Search the material below for the word "земельный". Copy every line that has it.

Items listed in a dataset:
— start —

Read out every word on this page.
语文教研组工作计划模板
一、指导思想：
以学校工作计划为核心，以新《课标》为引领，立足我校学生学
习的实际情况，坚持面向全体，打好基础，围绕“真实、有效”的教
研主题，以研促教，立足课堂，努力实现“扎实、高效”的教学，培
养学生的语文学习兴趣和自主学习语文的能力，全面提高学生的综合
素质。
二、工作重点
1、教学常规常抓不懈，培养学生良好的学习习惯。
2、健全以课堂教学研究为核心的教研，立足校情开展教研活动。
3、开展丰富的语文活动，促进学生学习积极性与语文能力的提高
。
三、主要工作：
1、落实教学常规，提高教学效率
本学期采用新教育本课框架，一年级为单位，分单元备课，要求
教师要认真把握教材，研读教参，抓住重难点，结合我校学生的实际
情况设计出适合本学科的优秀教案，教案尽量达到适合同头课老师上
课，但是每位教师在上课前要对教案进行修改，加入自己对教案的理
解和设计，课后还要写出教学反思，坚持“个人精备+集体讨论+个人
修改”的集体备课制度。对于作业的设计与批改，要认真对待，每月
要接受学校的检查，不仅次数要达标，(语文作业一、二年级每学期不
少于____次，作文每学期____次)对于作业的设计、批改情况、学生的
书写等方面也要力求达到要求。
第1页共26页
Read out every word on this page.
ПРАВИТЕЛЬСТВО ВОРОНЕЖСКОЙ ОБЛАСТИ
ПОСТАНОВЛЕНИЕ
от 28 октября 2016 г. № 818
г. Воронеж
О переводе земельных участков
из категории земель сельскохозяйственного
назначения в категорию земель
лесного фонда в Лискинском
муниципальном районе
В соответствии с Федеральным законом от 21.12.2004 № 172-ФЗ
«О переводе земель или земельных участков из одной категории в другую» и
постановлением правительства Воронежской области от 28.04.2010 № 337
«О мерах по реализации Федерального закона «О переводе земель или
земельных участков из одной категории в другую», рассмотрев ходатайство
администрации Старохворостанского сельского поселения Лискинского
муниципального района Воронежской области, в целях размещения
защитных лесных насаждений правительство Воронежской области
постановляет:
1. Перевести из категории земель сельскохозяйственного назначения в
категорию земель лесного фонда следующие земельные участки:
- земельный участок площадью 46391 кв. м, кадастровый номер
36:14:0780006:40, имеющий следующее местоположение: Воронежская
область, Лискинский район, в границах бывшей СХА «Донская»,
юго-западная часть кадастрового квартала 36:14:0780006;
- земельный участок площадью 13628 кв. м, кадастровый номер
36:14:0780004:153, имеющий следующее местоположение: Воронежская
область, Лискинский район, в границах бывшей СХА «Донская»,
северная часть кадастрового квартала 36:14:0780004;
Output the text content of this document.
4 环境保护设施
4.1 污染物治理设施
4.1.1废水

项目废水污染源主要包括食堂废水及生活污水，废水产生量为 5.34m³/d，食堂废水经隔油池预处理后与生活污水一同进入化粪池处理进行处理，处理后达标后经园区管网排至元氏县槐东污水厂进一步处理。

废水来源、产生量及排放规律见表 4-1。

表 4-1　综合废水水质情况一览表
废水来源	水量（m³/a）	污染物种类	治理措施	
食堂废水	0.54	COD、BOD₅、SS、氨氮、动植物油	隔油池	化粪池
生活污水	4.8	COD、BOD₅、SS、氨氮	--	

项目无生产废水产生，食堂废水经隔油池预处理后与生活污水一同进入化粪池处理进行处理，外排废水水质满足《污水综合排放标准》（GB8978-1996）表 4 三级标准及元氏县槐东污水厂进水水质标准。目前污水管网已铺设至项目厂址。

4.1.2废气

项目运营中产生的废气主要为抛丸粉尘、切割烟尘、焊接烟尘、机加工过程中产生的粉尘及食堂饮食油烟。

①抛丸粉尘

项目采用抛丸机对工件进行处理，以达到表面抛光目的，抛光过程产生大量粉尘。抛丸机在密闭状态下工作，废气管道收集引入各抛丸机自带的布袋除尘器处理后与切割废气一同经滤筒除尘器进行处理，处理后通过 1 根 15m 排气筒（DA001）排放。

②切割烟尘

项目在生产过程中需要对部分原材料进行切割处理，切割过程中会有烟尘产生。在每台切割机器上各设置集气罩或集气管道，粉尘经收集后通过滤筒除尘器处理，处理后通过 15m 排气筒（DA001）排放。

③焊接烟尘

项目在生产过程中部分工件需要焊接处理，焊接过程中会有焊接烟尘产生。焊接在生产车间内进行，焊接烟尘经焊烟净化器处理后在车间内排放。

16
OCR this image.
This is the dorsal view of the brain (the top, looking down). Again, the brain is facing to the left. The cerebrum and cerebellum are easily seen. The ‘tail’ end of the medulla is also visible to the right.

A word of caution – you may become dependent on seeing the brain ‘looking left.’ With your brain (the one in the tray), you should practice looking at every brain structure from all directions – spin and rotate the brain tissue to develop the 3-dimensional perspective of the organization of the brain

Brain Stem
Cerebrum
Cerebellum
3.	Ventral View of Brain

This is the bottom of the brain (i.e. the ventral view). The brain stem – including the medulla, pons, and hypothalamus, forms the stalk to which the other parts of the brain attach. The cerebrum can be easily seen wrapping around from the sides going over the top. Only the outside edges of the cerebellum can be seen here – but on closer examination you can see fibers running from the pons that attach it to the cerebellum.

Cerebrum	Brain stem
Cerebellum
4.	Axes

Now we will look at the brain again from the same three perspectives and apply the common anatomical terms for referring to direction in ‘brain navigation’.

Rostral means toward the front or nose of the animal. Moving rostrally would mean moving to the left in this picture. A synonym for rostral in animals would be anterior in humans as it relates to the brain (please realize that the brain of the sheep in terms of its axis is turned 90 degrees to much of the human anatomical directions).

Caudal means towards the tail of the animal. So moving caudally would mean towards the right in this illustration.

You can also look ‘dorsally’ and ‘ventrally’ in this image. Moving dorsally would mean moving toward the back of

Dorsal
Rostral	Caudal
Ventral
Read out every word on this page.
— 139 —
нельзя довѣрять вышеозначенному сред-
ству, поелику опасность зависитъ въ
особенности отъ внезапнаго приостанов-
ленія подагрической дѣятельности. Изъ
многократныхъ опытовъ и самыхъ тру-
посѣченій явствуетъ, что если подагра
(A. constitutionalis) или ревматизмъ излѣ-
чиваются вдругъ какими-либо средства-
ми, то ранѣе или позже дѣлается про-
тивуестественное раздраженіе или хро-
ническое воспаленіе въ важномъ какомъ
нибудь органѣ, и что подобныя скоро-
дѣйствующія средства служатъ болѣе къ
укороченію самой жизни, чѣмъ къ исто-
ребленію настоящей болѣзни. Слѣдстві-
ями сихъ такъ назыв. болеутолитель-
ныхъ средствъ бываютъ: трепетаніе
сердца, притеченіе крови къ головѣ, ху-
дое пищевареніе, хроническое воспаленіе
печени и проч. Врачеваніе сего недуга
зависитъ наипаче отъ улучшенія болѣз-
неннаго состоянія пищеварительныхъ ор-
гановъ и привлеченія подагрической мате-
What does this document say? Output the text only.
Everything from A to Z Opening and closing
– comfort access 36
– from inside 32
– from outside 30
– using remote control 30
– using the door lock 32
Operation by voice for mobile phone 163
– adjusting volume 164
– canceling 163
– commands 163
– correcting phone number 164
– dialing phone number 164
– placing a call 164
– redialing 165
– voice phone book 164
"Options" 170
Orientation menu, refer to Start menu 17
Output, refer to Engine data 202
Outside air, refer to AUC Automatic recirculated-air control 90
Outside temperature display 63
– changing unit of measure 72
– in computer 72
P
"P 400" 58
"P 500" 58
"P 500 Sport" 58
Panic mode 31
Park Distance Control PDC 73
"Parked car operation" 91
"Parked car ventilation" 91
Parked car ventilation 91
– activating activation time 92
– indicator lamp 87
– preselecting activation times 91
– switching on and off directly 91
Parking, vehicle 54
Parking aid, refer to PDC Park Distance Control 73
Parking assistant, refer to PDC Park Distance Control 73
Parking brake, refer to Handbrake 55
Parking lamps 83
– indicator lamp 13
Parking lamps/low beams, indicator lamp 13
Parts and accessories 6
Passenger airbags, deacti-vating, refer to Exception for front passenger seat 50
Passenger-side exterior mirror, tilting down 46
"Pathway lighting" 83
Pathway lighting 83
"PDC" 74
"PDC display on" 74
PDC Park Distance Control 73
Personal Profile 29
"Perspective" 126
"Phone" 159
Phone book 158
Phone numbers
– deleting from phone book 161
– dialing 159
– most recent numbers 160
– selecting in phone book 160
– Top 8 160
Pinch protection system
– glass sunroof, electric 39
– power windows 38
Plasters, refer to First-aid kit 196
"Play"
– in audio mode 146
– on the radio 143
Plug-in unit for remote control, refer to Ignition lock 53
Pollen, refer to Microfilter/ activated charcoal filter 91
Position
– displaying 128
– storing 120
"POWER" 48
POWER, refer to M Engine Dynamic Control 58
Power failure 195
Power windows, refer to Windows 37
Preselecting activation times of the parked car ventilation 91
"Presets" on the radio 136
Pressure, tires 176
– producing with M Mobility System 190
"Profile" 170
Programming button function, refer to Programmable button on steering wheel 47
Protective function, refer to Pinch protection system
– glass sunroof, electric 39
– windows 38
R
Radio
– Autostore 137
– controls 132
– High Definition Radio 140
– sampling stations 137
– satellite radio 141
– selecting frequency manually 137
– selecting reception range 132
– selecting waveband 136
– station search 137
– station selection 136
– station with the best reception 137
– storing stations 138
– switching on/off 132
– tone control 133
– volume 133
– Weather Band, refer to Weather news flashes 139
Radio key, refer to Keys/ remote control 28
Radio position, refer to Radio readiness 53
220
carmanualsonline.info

— end —

• **WRITTEN RESPONSE**
- земельный участок площадью 46391 кв. м, кадастровый номер
- земельный участок площадью 13628 кв. м, кадастровый номер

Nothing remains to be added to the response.